- WHAT TO WORK ON
Will you write out all the entries below exactly?

- THE INPUT
START

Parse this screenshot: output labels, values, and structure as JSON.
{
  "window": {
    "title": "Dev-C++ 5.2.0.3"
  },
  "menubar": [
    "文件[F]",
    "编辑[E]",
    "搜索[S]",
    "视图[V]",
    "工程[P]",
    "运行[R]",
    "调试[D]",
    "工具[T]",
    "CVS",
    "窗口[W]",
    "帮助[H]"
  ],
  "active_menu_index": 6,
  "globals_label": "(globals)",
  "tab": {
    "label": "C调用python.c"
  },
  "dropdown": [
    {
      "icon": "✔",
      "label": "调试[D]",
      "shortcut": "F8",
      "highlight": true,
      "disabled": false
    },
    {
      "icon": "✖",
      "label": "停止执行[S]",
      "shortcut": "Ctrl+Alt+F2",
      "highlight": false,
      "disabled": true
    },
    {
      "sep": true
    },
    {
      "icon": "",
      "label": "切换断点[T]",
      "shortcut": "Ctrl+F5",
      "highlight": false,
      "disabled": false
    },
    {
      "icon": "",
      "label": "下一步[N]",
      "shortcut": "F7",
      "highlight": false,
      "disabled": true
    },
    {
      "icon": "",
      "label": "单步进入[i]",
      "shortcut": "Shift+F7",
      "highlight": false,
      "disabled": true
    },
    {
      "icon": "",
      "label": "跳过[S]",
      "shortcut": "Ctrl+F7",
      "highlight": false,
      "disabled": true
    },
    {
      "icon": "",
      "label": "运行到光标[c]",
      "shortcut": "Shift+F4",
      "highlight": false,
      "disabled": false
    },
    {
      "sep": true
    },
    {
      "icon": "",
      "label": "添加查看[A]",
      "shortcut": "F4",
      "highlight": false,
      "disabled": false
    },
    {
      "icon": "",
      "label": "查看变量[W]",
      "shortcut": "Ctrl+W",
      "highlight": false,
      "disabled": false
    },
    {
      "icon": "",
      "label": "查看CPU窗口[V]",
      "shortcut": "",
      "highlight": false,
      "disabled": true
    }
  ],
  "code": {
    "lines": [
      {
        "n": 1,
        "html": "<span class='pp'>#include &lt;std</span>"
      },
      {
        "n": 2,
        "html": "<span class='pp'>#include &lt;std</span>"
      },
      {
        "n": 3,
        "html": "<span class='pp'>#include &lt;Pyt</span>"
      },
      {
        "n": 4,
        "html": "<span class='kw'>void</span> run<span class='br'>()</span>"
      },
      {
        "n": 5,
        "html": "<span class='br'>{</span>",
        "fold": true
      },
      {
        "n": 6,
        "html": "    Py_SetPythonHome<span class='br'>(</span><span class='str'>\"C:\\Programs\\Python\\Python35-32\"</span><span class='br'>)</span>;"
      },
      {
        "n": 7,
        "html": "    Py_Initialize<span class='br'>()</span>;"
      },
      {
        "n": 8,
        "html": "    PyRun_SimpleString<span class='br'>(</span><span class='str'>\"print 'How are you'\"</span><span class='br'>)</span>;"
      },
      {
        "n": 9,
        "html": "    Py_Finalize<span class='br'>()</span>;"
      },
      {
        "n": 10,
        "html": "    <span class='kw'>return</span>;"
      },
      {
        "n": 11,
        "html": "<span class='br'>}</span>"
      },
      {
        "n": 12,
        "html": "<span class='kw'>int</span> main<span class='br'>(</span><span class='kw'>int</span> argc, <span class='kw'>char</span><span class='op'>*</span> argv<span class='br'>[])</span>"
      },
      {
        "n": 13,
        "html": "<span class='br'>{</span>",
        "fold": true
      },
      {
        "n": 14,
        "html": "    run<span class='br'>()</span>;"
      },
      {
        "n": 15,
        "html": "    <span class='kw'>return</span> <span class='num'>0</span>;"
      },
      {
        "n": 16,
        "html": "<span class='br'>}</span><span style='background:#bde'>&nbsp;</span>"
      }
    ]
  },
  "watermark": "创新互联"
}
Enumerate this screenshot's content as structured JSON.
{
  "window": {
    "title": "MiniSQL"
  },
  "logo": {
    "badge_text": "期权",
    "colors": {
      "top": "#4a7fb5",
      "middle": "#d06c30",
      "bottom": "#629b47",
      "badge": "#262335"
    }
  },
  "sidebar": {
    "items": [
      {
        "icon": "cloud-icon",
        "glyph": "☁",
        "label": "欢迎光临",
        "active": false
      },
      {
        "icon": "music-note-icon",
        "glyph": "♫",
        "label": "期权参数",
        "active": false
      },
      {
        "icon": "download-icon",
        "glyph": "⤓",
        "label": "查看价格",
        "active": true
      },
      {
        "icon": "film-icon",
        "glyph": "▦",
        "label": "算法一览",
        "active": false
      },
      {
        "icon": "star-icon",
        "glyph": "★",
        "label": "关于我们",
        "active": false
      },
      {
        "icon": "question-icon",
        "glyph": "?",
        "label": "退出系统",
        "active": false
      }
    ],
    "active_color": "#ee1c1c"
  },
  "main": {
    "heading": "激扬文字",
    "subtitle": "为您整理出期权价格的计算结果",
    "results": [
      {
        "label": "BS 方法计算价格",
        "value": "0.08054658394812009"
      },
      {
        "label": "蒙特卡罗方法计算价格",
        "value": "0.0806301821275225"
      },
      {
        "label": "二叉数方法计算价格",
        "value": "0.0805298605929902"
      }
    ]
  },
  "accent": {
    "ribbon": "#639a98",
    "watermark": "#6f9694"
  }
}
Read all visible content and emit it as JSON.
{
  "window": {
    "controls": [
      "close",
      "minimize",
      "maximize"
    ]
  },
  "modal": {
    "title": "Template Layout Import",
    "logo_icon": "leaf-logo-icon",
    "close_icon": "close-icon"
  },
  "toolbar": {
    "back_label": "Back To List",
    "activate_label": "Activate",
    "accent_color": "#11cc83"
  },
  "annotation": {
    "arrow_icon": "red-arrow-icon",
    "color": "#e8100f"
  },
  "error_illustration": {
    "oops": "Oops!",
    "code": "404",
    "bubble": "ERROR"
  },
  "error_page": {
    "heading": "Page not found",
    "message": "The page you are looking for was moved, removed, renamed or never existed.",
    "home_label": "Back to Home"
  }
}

END

- THE OUTPUT
Parse this screenshot: output labels, values, and structure as JSON.
{
  "window": {
    "title": "Dev-C++ 5.2.0.3"
  },
  "menubar": [
    "文件[F]",
    "编辑[E]",
    "搜索[S]",
    "视图[V]",
    "工程[P]",
    "运行[R]",
    "调试[D]",
    "工具[T]",
    "CVS",
    "窗口[W]",
    "帮助[H]"
  ],
  "active_menu_index": 6,
  "globals_label": "(globals)",
  "tab": {
    "label": "C调用python.c"
  },
  "dropdown": [
    {
      "icon": "✔",
      "label": "调试[D]",
      "shortcut": "F8",
      "highlight": true,
      "disabled": false
    },
    {
      "icon": "✖",
      "label": "停止执行[S]",
      "shortcut": "Ctrl+Alt+F2",
      "highlight": false,
      "disabled": true
    },
    {
      "sep": true
    },
    {
      "icon": "",
      "label": "切换断点[T]",
      "shortcut": "Ctrl+F5",
      "highlight": false,
      "disabled": false
    },
    {
      "icon": "",
      "label": "下一步[N]",
      "shortcut": "F7",
      "highlight": false,
      "disabled": true
    },
    {
      "icon": "",
      "label": "单步进入[i]",
      "shortcut": "Shift+F7",
      "highlight": false,
      "disabled": true
    },
    {
      "icon": "",
      "label": "跳过[S]",
      "shortcut": "Ctrl+F7",
      "highlight": false,
      "disabled": true
    },
    {
      "icon": "",
      "label": "运行到光标[c]",
      "shortcut": "Shift+F4",
      "highlight": false,
      "disabled": false
    },
    {
      "sep": true
    },
    {
      "icon": "",
      "label": "添加查看[A]",
      "shortcut": "F4",
      "highlight": false,
      "disabled": false
    },
    {
      "icon": "",
      "label": "查看变量[W]",
      "shortcut": "Ctrl+W",
      "highlight": false,
      "disabled": false
    },
    {
      "icon": "",
      "label": "查看CPU窗口[V]",
      "shortcut": "",
      "highlight": false,
      "disabled": true
    }
  ],
  "code": {
    "lines": [
      {
        "n": 1,
        "html": "<span class='pp'>#include &lt;std</span>"
      },
      {
        "n": 2,
        "html": "<span class='pp'>#include &lt;std</span>"
      },
      {
        "n": 3,
        "html": "<span class='pp'>#include &lt;Pyt</span>"
      },
      {
        "n": 4,
        "html": "<span class='kw'>void</span> run<span class='br'>()</span>"
      },
      {
        "n": 5,
        "html": "<span class='br'>{</span>",
        "fold": true
      },
      {
        "n": 6,
        "html": "    Py_SetPythonHome<span class='br'>(</span><span class='str'>\"C:\\Programs\\Python\\Python35-32\"</span><span class='br'>)</span>;"
      },
      {
        "n": 7,
        "html": "    Py_Initialize<span class='br'>()</span>;"
      },
      {
        "n": 8,
        "html": "    PyRun_SimpleString<span class='br'>(</span><span class='str'>\"print 'How are you'\"</span><span class='br'>)</span>;"
      },
      {
        "n": 9,
        "html": "    Py_Finalize<span class='br'>()</span>;"
      },
      {
        "n": 10,
        "html": "    <span class='kw'>return</span>;"
      },
      {
        "n": 11,
        "html": "<span class='br'>}</span>"
      },
      {
        "n": 12,
        "html": "<span class='kw'>int</span> main<span class='br'>(</span><span class='kw'>int</span> argc, <span class='kw'>char</span><span class='op'>*</span> argv<span class='br'>[])</span>"
      },
      {
        "n": 13,
        "html": "<span class='br'>{</span>",
        "fold": true
      },
      {
        "n": 14,
        "html": "    run<span class='br'>()</span>;"
      },
      {
        "n": 15,
        "html": "    <span class='kw'>return</span> <span class='num'>0</span>;"
      },
      {
        "n": 16,
        "html": "<span class='br'>}</span><span style='background:#bde'>&nbsp;</span>"
      }
    ]
  },
  "watermark": "创新互联"
}
Enumerate this screenshot's content as structured JSON.
{
  "window": {
    "title": "MiniSQL"
  },
  "logo": {
    "badge_text": "期权",
    "colors": {
      "top": "#4a7fb5",
      "middle": "#d06c30",
      "bottom": "#629b47",
      "badge": "#262335"
    }
  },
  "sidebar": {
    "items": [
      {
        "icon": "cloud-icon",
        "glyph": "☁",
        "label": "欢迎光临",
        "active": false
      },
      {
        "icon": "music-note-icon",
        "glyph": "♫",
        "label": "期权参数",
        "active": false
      },
      {
        "icon": "download-icon",
        "glyph": "⤓",
        "label": "查看价格",
        "active": true
      },
      {
        "icon": "film-icon",
        "glyph": "▦",
        "label": "算法一览",
        "active": false
      },
      {
        "icon": "star-icon",
        "glyph": "★",
        "label": "关于我们",
        "active": false
      },
      {
        "icon": "question-icon",
        "glyph": "?",
        "label": "退出系统",
        "active": false
      }
    ],
    "active_color": "#ee1c1c"
  },
  "main": {
    "heading": "激扬文字",
    "subtitle": "为您整理出期权价格的计算结果",
    "results": [
      {
        "label": "BS 方法计算价格",
        "value": "0.08054658394812009"
      },
      {
        "label": "蒙特卡罗方法计算价格",
        "value": "0.0806301821275225"
      },
      {
        "label": "二叉数方法计算价格",
        "value": "0.0805298605929902"
      }
    ]
  },
  "accent": {
    "ribbon": "#639a98",
    "watermark": "#6f9694"
  }
}
Read all visible content and emit it as JSON.
{
  "window": {
    "controls": [
      "close",
      "minimize",
      "maximize"
    ]
  },
  "modal": {
    "title": "Template Layout Import",
    "logo_icon": "leaf-logo-icon",
    "close_icon": "close-icon"
  },
  "toolbar": {
    "back_label": "Back To List",
    "activate_label": "Activate",
    "accent_color": "#11cc83"
  },
  "annotation": {
    "arrow_icon": "red-arrow-icon",
    "color": "#e8100f"
  },
  "error_illustration": {
    "oops": "Oops!",
    "code": "404",
    "bubble": "ERROR"
  },
  "error_page": {
    "heading": "Page not found",
    "message": "The page you are looking for was moved, removed, renamed or never existed.",
    "home_label": "Back to Home"
  }
}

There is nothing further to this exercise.